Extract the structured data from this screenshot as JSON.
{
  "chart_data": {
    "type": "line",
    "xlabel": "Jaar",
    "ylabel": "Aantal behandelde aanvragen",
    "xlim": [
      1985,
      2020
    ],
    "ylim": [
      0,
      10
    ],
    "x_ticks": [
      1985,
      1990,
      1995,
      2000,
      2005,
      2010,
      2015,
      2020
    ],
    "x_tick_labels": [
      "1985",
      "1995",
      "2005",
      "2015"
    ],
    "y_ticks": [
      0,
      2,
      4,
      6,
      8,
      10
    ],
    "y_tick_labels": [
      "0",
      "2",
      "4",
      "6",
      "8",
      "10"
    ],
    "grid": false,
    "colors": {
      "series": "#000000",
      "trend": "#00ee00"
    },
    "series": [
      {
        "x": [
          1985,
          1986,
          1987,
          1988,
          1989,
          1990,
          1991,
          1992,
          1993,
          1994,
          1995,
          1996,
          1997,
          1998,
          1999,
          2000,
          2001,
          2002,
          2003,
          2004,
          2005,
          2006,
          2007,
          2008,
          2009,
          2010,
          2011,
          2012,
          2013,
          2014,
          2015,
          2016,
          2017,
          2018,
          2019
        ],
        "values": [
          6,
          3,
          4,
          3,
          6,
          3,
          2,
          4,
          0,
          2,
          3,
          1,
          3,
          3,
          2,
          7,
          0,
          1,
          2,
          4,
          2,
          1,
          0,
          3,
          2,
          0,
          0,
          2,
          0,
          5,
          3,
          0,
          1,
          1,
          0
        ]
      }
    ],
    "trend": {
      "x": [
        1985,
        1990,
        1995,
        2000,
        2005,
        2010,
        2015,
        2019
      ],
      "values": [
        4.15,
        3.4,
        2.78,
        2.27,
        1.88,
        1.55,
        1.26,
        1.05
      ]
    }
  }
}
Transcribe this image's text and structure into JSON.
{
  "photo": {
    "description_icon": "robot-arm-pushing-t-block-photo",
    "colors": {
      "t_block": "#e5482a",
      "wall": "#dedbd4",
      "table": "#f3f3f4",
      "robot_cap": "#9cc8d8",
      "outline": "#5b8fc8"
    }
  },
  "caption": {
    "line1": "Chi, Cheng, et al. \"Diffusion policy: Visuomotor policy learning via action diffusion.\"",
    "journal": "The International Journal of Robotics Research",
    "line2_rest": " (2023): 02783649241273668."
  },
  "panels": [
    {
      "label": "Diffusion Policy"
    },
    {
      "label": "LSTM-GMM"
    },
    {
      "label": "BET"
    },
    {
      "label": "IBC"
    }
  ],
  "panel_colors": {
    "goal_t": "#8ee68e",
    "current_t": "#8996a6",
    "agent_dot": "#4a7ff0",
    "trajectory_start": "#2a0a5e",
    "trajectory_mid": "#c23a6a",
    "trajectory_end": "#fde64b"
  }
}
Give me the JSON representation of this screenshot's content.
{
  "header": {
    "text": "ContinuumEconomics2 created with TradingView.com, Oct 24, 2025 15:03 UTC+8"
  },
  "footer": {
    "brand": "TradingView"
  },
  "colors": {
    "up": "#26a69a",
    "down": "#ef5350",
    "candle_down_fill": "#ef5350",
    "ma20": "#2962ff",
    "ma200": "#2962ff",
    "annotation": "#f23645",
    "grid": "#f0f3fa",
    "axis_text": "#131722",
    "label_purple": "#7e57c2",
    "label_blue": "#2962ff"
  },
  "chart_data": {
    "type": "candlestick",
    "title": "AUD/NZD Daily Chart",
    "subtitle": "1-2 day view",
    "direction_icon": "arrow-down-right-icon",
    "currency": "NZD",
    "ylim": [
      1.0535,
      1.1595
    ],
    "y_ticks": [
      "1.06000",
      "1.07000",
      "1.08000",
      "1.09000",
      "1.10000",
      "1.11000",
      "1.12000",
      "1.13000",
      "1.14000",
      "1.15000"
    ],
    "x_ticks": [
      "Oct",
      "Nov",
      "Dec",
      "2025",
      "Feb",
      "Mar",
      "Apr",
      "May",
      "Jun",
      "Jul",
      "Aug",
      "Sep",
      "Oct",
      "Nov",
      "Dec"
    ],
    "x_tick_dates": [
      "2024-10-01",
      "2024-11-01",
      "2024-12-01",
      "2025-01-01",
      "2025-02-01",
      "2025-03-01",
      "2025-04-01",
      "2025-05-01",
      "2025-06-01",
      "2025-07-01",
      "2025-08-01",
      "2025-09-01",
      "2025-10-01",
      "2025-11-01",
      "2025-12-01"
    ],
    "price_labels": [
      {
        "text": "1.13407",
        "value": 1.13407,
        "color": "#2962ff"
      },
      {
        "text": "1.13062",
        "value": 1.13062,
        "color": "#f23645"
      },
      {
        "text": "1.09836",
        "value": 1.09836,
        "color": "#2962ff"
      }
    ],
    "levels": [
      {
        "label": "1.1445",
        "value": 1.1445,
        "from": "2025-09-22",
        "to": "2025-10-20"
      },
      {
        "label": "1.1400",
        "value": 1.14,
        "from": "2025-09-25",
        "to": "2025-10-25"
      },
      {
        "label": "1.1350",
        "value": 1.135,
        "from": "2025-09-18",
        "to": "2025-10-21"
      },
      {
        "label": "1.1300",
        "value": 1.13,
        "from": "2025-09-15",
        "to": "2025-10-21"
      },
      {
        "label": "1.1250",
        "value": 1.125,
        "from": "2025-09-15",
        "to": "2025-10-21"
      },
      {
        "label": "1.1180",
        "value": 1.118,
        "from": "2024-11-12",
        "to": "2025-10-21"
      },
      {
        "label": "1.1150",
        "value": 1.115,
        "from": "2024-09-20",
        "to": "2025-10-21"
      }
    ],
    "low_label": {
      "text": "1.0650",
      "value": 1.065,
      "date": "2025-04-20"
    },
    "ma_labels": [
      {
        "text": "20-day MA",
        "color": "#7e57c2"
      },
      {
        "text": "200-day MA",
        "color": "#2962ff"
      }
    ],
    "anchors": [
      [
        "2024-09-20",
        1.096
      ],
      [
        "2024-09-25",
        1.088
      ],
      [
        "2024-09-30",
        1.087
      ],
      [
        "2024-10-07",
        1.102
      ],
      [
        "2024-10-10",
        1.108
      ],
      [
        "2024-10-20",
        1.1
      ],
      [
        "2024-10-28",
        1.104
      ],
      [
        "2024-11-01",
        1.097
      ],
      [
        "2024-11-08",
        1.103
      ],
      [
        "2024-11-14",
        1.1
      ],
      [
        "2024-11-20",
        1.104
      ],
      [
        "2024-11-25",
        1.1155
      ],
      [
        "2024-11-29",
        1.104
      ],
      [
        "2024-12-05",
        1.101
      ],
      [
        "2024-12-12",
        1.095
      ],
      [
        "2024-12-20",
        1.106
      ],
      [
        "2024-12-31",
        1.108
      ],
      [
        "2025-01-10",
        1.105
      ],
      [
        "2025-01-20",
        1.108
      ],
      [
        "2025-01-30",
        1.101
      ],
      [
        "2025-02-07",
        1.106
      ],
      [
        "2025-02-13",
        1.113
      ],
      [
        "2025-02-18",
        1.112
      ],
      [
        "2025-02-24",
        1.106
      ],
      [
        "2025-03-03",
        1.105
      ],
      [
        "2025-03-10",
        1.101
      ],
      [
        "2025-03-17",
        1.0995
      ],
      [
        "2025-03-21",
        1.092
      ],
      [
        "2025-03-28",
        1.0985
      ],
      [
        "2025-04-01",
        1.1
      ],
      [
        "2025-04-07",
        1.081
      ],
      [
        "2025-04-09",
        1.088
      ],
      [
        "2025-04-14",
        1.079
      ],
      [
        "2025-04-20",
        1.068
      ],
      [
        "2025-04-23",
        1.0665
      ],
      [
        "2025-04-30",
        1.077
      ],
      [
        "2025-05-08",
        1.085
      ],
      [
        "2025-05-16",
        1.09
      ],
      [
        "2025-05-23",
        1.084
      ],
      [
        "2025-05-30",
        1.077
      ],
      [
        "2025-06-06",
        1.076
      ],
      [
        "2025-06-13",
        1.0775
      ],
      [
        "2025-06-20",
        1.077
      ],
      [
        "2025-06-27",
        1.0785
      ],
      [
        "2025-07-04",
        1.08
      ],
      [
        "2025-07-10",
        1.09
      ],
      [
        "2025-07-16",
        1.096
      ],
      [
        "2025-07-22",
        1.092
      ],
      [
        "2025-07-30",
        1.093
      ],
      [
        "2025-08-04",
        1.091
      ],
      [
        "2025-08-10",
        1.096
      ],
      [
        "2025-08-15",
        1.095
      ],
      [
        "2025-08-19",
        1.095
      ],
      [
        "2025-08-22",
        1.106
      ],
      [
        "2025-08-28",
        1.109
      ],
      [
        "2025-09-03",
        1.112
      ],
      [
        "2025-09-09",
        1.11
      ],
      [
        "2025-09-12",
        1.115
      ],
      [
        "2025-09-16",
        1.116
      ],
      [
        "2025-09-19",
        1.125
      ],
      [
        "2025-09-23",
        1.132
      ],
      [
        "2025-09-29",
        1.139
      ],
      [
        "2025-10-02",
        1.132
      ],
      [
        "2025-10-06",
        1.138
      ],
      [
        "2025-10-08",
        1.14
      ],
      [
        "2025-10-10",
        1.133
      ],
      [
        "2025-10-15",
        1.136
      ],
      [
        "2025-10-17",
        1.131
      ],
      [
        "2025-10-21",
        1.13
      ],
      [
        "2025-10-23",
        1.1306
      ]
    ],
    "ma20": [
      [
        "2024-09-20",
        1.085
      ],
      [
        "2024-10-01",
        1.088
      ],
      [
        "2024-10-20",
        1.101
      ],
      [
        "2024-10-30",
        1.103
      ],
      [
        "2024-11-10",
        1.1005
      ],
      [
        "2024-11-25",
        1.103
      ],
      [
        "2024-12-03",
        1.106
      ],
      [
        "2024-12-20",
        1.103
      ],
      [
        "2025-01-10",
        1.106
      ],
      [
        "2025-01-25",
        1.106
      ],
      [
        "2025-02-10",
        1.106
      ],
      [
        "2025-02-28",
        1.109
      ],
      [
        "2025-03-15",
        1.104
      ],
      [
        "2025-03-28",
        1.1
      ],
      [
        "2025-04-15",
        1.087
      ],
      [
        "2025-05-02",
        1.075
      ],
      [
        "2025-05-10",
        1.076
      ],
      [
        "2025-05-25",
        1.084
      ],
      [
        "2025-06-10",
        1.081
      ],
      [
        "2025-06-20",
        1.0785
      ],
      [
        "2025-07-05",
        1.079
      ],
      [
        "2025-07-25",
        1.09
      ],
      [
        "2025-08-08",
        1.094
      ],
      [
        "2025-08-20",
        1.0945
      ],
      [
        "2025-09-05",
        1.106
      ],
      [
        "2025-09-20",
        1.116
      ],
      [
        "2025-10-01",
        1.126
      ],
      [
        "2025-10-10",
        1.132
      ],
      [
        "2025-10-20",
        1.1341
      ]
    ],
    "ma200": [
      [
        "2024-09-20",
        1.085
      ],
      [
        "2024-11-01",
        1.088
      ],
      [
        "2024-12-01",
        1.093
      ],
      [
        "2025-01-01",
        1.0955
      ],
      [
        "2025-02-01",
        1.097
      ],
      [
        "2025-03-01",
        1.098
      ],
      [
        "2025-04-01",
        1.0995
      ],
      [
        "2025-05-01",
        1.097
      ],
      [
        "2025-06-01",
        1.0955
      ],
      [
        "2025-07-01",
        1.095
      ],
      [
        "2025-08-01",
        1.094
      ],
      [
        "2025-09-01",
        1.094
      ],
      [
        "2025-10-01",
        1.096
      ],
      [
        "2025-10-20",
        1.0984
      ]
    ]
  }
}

EXERCISE DIRECTIONS:
Go through the material and copy out every line with "this" in it.

EXERCISE ANSWER:
Extract the structured data from this screenshot as JSON.
Transcribe this image's text and structure into JSON.
Give me the JSON representation of this screenshot's content.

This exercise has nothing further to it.